Task directions: Find and copy each line in the data that contains the string "wrapper".

The data:
================================

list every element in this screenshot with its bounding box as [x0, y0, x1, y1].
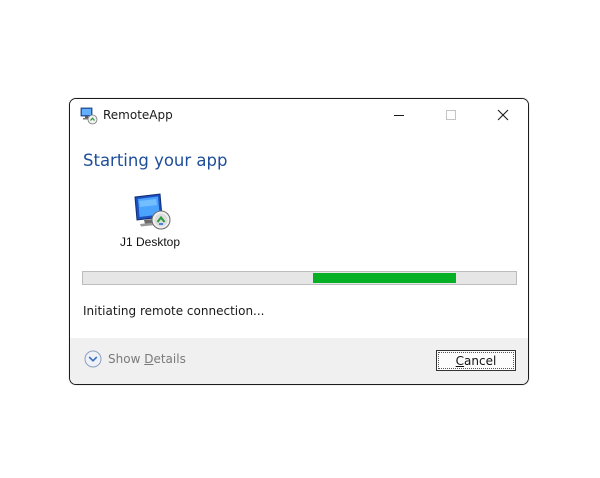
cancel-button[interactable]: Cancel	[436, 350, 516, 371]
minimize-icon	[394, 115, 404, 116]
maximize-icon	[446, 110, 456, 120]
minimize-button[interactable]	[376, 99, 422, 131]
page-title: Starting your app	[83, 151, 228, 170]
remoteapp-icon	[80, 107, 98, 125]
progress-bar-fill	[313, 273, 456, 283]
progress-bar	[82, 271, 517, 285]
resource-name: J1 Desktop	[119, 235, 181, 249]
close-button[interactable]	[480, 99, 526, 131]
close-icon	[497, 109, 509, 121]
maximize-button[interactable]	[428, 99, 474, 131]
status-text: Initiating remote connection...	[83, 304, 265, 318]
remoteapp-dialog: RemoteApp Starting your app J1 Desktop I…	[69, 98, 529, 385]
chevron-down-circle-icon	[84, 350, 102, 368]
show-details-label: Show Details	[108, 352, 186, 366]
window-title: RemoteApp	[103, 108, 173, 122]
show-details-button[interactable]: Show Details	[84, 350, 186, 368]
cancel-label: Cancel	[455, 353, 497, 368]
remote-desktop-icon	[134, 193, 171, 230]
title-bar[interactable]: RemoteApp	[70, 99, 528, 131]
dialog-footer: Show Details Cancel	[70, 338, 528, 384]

================================

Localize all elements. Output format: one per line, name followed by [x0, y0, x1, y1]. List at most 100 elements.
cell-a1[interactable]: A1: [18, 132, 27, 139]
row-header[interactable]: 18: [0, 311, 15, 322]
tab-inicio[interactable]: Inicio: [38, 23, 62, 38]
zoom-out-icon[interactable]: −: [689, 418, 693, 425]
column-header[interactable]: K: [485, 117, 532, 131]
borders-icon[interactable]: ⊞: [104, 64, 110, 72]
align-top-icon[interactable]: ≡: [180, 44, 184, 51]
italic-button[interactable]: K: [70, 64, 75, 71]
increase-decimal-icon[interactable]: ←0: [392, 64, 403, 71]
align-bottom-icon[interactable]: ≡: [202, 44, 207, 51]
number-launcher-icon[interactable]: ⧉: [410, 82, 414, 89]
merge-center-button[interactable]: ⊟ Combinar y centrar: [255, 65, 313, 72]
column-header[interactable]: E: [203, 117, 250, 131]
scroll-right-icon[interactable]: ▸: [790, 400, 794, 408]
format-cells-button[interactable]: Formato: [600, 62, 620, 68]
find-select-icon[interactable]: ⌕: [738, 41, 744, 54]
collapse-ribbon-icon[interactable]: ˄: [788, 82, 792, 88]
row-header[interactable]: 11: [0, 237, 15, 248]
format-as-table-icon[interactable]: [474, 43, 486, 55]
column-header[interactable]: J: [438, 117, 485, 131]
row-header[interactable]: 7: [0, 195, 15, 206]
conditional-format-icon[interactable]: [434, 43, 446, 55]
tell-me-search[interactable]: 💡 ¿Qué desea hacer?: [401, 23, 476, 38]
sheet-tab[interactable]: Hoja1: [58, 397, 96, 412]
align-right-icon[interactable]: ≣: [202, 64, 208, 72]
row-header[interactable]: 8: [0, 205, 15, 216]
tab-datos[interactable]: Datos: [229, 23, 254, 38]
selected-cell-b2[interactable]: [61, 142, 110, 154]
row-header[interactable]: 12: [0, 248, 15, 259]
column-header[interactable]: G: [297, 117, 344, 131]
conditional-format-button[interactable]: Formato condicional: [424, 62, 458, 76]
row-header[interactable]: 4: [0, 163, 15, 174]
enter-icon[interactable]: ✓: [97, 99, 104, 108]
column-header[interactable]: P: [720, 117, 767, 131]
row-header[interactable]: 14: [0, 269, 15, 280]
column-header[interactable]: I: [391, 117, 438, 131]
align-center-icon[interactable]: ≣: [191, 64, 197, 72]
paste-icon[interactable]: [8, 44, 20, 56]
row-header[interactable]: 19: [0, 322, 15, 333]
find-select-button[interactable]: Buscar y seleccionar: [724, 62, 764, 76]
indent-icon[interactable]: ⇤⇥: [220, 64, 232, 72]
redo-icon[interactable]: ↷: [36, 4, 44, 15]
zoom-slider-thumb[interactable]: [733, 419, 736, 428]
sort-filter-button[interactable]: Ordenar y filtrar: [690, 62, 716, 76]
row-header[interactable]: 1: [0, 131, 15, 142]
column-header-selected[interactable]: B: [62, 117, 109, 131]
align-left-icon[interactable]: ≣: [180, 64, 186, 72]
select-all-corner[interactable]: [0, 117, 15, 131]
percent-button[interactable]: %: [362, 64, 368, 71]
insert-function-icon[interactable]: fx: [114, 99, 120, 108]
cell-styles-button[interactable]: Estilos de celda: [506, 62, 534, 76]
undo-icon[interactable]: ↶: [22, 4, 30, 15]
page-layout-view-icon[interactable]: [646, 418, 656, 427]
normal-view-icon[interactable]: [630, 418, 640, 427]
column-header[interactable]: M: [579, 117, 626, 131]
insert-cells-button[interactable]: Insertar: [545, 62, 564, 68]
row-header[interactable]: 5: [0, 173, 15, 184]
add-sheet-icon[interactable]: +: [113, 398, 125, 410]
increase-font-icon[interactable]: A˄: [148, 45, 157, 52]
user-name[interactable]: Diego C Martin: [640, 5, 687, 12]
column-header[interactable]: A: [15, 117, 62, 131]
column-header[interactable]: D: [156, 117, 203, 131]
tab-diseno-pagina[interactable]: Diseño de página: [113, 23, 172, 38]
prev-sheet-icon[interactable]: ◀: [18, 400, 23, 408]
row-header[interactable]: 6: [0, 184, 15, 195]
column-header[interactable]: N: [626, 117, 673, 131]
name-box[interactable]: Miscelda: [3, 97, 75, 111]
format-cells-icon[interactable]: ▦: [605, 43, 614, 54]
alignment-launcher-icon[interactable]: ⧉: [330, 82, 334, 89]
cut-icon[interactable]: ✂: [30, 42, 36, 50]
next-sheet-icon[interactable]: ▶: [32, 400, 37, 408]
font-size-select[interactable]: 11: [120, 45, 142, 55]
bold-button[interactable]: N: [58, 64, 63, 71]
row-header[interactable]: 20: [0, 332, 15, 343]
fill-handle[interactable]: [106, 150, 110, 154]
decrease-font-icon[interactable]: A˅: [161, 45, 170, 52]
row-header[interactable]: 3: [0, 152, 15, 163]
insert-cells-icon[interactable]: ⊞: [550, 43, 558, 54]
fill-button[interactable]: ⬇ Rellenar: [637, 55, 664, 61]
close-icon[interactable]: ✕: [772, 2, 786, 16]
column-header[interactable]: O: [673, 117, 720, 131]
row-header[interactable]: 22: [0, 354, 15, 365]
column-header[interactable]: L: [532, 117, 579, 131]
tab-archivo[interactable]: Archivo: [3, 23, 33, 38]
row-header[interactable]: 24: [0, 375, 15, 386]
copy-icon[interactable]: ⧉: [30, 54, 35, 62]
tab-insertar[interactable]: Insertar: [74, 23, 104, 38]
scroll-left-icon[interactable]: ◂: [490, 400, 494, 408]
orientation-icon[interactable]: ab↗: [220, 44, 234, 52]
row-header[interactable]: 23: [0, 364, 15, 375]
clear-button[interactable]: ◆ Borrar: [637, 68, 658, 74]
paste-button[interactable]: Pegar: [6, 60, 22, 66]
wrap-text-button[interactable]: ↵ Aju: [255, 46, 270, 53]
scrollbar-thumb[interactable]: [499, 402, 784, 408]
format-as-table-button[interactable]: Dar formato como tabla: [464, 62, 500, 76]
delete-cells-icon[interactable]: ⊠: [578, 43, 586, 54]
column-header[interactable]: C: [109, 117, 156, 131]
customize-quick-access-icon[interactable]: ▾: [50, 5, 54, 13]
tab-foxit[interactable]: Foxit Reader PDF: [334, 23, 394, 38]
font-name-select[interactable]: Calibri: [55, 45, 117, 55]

================================

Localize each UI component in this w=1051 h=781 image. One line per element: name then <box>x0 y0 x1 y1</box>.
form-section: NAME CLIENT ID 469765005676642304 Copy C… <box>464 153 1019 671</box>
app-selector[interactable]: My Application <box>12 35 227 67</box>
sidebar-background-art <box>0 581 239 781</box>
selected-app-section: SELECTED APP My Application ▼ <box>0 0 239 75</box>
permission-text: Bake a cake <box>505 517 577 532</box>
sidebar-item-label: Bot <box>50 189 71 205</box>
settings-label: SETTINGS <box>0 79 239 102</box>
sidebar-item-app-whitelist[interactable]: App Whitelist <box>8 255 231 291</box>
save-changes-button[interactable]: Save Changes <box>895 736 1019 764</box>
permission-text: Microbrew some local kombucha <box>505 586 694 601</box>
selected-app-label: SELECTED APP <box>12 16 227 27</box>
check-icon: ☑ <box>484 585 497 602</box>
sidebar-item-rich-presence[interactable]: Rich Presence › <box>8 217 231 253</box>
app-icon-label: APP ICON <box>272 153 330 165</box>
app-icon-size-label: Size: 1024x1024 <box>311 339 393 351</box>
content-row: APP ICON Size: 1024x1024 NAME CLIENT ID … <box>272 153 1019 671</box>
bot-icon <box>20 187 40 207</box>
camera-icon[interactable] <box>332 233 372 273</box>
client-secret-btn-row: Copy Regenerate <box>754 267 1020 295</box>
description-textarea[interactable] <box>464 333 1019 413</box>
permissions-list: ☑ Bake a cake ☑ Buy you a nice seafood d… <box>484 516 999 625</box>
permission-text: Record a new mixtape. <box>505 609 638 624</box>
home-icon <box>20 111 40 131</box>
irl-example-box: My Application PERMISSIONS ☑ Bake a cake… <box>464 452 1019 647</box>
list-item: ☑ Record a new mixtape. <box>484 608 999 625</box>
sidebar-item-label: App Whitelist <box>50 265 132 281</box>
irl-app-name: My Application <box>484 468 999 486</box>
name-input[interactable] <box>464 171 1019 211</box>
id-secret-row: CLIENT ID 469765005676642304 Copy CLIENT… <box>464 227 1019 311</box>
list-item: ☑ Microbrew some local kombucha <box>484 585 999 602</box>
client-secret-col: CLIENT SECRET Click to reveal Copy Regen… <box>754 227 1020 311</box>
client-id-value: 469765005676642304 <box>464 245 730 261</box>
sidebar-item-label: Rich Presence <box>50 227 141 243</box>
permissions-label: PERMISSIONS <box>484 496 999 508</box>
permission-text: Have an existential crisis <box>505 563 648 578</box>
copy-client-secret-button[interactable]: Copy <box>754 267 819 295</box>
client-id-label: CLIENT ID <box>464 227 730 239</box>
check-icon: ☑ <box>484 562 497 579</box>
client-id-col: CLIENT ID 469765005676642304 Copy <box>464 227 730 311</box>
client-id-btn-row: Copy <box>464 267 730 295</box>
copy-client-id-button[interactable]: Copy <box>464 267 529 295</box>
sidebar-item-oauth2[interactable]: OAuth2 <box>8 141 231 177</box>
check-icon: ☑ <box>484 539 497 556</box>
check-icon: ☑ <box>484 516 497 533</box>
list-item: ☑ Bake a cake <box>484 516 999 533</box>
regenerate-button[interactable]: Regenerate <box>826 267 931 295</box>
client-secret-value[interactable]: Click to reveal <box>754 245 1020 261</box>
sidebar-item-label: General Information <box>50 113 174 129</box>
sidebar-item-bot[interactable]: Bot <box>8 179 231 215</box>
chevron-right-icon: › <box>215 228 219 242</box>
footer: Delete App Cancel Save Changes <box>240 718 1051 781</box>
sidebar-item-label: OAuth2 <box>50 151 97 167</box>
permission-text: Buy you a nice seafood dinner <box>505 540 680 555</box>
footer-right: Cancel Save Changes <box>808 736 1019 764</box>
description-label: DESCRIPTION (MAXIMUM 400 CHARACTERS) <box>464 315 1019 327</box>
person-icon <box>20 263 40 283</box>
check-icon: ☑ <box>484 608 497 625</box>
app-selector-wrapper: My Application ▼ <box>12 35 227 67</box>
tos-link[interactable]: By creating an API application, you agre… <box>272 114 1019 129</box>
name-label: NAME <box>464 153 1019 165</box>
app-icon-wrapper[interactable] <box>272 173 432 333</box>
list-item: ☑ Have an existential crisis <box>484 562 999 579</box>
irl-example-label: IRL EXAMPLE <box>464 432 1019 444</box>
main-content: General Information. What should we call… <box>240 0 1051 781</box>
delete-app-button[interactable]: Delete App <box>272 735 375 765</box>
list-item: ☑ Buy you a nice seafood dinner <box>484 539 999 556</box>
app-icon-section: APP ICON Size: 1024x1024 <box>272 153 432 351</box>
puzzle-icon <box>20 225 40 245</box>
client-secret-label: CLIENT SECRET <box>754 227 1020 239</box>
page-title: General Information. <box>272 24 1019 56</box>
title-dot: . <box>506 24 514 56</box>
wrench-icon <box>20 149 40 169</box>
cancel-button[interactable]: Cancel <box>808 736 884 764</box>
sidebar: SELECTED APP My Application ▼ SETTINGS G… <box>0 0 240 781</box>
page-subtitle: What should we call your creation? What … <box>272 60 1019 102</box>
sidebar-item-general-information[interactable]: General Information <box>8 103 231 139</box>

================================

Solved problem:
app-selector-wrapper: My Application ▼ <box>12 35 227 67</box>
app-icon-wrapper[interactable] <box>272 173 432 333</box>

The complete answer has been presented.